● **Source data**:
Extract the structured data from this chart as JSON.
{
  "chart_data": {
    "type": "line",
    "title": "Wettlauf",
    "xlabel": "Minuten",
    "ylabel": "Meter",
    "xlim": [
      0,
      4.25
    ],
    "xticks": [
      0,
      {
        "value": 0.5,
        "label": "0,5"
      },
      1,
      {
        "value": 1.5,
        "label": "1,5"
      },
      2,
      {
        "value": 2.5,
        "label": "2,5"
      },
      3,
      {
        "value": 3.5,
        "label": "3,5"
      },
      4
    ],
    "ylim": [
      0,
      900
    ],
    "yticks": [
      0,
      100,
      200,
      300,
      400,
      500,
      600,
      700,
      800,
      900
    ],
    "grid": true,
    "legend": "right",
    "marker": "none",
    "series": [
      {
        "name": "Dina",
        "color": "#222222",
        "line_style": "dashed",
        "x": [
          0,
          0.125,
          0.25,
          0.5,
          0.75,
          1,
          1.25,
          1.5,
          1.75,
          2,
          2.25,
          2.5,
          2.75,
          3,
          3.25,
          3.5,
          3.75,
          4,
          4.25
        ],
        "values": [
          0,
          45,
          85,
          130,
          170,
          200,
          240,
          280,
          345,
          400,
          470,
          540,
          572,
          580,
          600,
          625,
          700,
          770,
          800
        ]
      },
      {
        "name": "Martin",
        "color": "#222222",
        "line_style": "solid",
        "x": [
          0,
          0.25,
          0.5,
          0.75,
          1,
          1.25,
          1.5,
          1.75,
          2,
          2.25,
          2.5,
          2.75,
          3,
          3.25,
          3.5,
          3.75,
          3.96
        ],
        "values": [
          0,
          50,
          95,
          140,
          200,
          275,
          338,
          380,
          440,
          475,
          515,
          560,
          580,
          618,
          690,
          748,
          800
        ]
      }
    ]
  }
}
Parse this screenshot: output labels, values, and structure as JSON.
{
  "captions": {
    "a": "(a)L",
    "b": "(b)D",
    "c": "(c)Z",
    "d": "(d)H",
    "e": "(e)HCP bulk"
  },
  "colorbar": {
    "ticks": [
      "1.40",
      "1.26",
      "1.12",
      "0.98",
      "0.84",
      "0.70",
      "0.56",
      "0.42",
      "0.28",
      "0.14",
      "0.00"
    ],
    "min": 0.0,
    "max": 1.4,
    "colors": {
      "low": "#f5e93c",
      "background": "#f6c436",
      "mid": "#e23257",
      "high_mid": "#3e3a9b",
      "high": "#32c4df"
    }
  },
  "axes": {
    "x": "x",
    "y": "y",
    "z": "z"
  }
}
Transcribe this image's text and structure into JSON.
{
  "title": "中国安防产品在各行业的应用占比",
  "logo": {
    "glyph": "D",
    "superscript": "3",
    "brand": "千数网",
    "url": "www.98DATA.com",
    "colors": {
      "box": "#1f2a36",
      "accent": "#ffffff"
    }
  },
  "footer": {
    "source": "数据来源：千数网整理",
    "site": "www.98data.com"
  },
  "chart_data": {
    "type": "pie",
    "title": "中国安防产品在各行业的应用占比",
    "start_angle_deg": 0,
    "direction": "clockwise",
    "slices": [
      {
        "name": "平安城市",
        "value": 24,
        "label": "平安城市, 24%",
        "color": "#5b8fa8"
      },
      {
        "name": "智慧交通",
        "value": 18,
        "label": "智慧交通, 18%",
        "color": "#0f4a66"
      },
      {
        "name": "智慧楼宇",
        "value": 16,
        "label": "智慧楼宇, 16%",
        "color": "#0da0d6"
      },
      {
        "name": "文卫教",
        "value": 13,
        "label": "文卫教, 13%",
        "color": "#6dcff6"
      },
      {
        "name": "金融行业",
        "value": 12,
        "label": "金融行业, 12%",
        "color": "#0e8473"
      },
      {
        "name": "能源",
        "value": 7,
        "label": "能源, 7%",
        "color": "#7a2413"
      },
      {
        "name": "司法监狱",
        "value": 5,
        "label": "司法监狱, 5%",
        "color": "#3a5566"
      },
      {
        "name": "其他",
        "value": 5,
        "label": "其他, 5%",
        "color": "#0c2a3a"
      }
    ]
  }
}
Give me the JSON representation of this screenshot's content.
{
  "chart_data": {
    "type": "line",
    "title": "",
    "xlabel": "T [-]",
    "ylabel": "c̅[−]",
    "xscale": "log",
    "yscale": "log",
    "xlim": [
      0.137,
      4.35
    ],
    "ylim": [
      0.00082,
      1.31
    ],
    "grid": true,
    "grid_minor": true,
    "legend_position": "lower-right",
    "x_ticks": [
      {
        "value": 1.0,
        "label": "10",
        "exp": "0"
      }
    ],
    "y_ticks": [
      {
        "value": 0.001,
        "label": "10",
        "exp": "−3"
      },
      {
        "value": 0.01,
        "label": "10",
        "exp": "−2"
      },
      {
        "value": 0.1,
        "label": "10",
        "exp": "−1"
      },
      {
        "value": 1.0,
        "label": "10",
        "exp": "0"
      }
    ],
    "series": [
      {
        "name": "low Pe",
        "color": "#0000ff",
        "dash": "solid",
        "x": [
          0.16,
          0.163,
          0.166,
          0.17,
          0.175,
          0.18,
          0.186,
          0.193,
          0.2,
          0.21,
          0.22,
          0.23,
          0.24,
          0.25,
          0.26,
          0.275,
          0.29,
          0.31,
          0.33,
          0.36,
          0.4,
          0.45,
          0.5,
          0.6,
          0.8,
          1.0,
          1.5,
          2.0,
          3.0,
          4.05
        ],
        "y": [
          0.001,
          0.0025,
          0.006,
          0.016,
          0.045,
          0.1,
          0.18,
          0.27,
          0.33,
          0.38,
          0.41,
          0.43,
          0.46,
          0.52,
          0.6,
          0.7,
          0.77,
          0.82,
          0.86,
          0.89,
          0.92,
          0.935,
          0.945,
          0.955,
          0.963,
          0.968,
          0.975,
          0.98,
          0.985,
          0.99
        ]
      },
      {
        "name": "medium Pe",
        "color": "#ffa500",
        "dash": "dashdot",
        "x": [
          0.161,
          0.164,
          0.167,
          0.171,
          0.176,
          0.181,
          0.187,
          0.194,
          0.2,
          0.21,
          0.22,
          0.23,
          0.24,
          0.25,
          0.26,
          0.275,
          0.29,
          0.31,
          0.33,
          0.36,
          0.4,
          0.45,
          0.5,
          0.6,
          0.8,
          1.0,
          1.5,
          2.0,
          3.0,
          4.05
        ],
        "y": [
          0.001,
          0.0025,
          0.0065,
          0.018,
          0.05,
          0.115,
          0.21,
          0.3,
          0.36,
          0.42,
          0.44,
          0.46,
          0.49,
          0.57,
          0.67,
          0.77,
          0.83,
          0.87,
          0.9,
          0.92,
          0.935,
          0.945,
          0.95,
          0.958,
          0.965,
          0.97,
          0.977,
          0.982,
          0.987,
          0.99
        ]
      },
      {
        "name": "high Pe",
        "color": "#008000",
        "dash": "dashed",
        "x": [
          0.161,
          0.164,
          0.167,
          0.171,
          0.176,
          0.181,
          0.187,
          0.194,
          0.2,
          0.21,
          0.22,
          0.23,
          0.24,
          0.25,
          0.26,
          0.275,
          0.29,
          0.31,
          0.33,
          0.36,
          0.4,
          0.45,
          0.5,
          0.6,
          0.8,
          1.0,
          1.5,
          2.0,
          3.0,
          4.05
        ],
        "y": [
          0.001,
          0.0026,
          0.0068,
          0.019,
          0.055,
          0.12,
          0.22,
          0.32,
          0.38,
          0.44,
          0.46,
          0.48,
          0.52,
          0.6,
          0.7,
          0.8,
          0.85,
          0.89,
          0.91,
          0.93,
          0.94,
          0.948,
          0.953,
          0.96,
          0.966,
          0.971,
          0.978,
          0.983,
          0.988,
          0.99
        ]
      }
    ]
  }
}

● **Written problem**: All of the data above should be transcribed exactly.

● **Task response**:
Extract the structured data from this chart as JSON.
{
  "chart_data": {
    "type": "line",
    "title": "Wettlauf",
    "xlabel": "Minuten",
    "ylabel": "Meter",
    "xlim": [
      0,
      4.25
    ],
    "xticks": [
      0,
      {
        "value": 0.5,
        "label": "0,5"
      },
      1,
      {
        "value": 1.5,
        "label": "1,5"
      },
      2,
      {
        "value": 2.5,
        "label": "2,5"
      },
      3,
      {
        "value": 3.5,
        "label": "3,5"
      },
      4
    ],
    "ylim": [
      0,
      900
    ],
    "yticks": [
      0,
      100,
      200,
      300,
      400,
      500,
      600,
      700,
      800,
      900
    ],
    "grid": true,
    "legend": "right",
    "marker": "none",
    "series": [
      {
        "name": "Dina",
        "color": "#222222",
        "line_style": "dashed",
        "x": [
          0,
          0.125,
          0.25,
          0.5,
          0.75,
          1,
          1.25,
          1.5,
          1.75,
          2,
          2.25,
          2.5,
          2.75,
          3,
          3.25,
          3.5,
          3.75,
          4,
          4.25
        ],
        "values": [
          0,
          45,
          85,
          130,
          170,
          200,
          240,
          280,
          345,
          400,
          470,
          540,
          572,
          580,
          600,
          625,
          700,
          770,
          800
        ]
      },
      {
        "name": "Martin",
        "color": "#222222",
        "line_style": "solid",
        "x": [
          0,
          0.25,
          0.5,
          0.75,
          1,
          1.25,
          1.5,
          1.75,
          2,
          2.25,
          2.5,
          2.75,
          3,
          3.25,
          3.5,
          3.75,
          3.96
        ],
        "values": [
          0,
          50,
          95,
          140,
          200,
          275,
          338,
          380,
          440,
          475,
          515,
          560,
          580,
          618,
          690,
          748,
          800
        ]
      }
    ]
  }
}
Parse this screenshot: output labels, values, and structure as JSON.
{
  "captions": {
    "a": "(a)L",
    "b": "(b)D",
    "c": "(c)Z",
    "d": "(d)H",
    "e": "(e)HCP bulk"
  },
  "colorbar": {
    "ticks": [
      "1.40",
      "1.26",
      "1.12",
      "0.98",
      "0.84",
      "0.70",
      "0.56",
      "0.42",
      "0.28",
      "0.14",
      "0.00"
    ],
    "min": 0.0,
    "max": 1.4,
    "colors": {
      "low": "#f5e93c",
      "background": "#f6c436",
      "mid": "#e23257",
      "high_mid": "#3e3a9b",
      "high": "#32c4df"
    }
  },
  "axes": {
    "x": "x",
    "y": "y",
    "z": "z"
  }
}
Transcribe this image's text and structure into JSON.
{
  "title": "中国安防产品在各行业的应用占比",
  "logo": {
    "glyph": "D",
    "superscript": "3",
    "brand": "千数网",
    "url": "www.98DATA.com",
    "colors": {
      "box": "#1f2a36",
      "accent": "#ffffff"
    }
  },
  "footer": {
    "source": "数据来源：千数网整理",
    "site": "www.98data.com"
  },
  "chart_data": {
    "type": "pie",
    "title": "中国安防产品在各行业的应用占比",
    "start_angle_deg": 0,
    "direction": "clockwise",
    "slices": [
      {
        "name": "平安城市",
        "value": 24,
        "label": "平安城市, 24%",
        "color": "#5b8fa8"
      },
      {
        "name": "智慧交通",
        "value": 18,
        "label": "智慧交通, 18%",
        "color": "#0f4a66"
      },
      {
        "name": "智慧楼宇",
        "value": 16,
        "label": "智慧楼宇, 16%",
        "color": "#0da0d6"
      },
      {
        "name": "文卫教",
        "value": 13,
        "label": "文卫教, 13%",
        "color": "#6dcff6"
      },
      {
        "name": "金融行业",
        "value": 12,
        "label": "金融行业, 12%",
        "color": "#0e8473"
      },
      {
        "name": "能源",
        "value": 7,
        "label": "能源, 7%",
        "color": "#7a2413"
      },
      {
        "name": "司法监狱",
        "value": 5,
        "label": "司法监狱, 5%",
        "color": "#3a5566"
      },
      {
        "name": "其他",
        "value": 5,
        "label": "其他, 5%",
        "color": "#0c2a3a"
      }
    ]
  }
}
Give me the JSON representation of this screenshot's content.
{
  "chart_data": {
    "type": "line",
    "title": "",
    "xlabel": "T [-]",
    "ylabel": "c̅[−]",
    "xscale": "log",
    "yscale": "log",
    "xlim": [
      0.137,
      4.35
    ],
    "ylim": [
      0.00082,
      1.31
    ],
    "grid": true,
    "grid_minor": true,
    "legend_position": "lower-right",
    "x_ticks": [
      {
        "value": 1.0,
        "label": "10",
        "exp": "0"
      }
    ],
    "y_ticks": [
      {
        "value": 0.001,
        "label": "10",
        "exp": "−3"
      },
      {
        "value": 0.01,
        "label": "10",
        "exp": "−2"
      },
      {
        "value": 0.1,
        "label": "10",
        "exp": "−1"
      },
      {
        "value": 1.0,
        "label": "10",
        "exp": "0"
      }
    ],
    "series": [
      {
        "name": "low Pe",
        "color": "#0000ff",
        "dash": "solid",
        "x": [
          0.16,
          0.163,
          0.166,
          0.17,
          0.175,
          0.18,
          0.186,
          0.193,
          0.2,
          0.21,
          0.22,
          0.23,
          0.24,
          0.25,
          0.26,
          0.275,
          0.29,
          0.31,
          0.33,
          0.36,
          0.4,
          0.45,
          0.5,
          0.6,
          0.8,
          1.0,
          1.5,
          2.0,
          3.0,
          4.05
        ],
        "y": [
          0.001,
          0.0025,
          0.006,
          0.016,
          0.045,
          0.1,
          0.18,
          0.27,
          0.33,
          0.38,
          0.41,
          0.43,
          0.46,
          0.52,
          0.6,
          0.7,
          0.77,
          0.82,
          0.86,
          0.89,
          0.92,
          0.935,
          0.945,
          0.955,
          0.963,
          0.968,
          0.975,
          0.98,
          0.985,
          0.99
        ]
      },
      {
        "name": "medium Pe",
        "color": "#ffa500",
        "dash": "dashdot",
        "x": [
          0.161,
          0.164,
          0.167,
          0.171,
          0.176,
          0.181,
          0.187,
          0.194,
          0.2,
          0.21,
          0.22,
          0.23,
          0.24,
          0.25,
          0.26,
          0.275,
          0.29,
          0.31,
          0.33,
          0.36,
          0.4,
          0.45,
          0.5,
          0.6,
          0.8,
          1.0,
          1.5,
          2.0,
          3.0,
          4.05
        ],
        "y": [
          0.001,
          0.0025,
          0.0065,
          0.018,
          0.05,
          0.115,
          0.21,
          0.3,
          0.36,
          0.42,
          0.44,
          0.46,
          0.49,
          0.57,
          0.67,
          0.77,
          0.83,
          0.87,
          0.9,
          0.92,
          0.935,
          0.945,
          0.95,
          0.958,
          0.965,
          0.97,
          0.977,
          0.982,
          0.987,
          0.99
        ]
      },
      {
        "name": "high Pe",
        "color": "#008000",
        "dash": "dashed",
        "x": [
          0.161,
          0.164,
          0.167,
          0.171,
          0.176,
          0.181,
          0.187,
          0.194,
          0.2,
          0.21,
          0.22,
          0.23,
          0.24,
          0.25,
          0.26,
          0.275,
          0.29,
          0.31,
          0.33,
          0.36,
          0.4,
          0.45,
          0.5,
          0.6,
          0.8,
          1.0,
          1.5,
          2.0,
          3.0,
          4.05
        ],
        "y": [
          0.001,
          0.0026,
          0.0068,
          0.019,
          0.055,
          0.12,
          0.22,
          0.32,
          0.38,
          0.44,
          0.46,
          0.48,
          0.52,
          0.6,
          0.7,
          0.8,
          0.85,
          0.89,
          0.91,
          0.93,
          0.94,
          0.948,
          0.953,
          0.96,
          0.966,
          0.971,
          0.978,
          0.983,
          0.988,
          0.99
        ]
      }
    ]
  }
}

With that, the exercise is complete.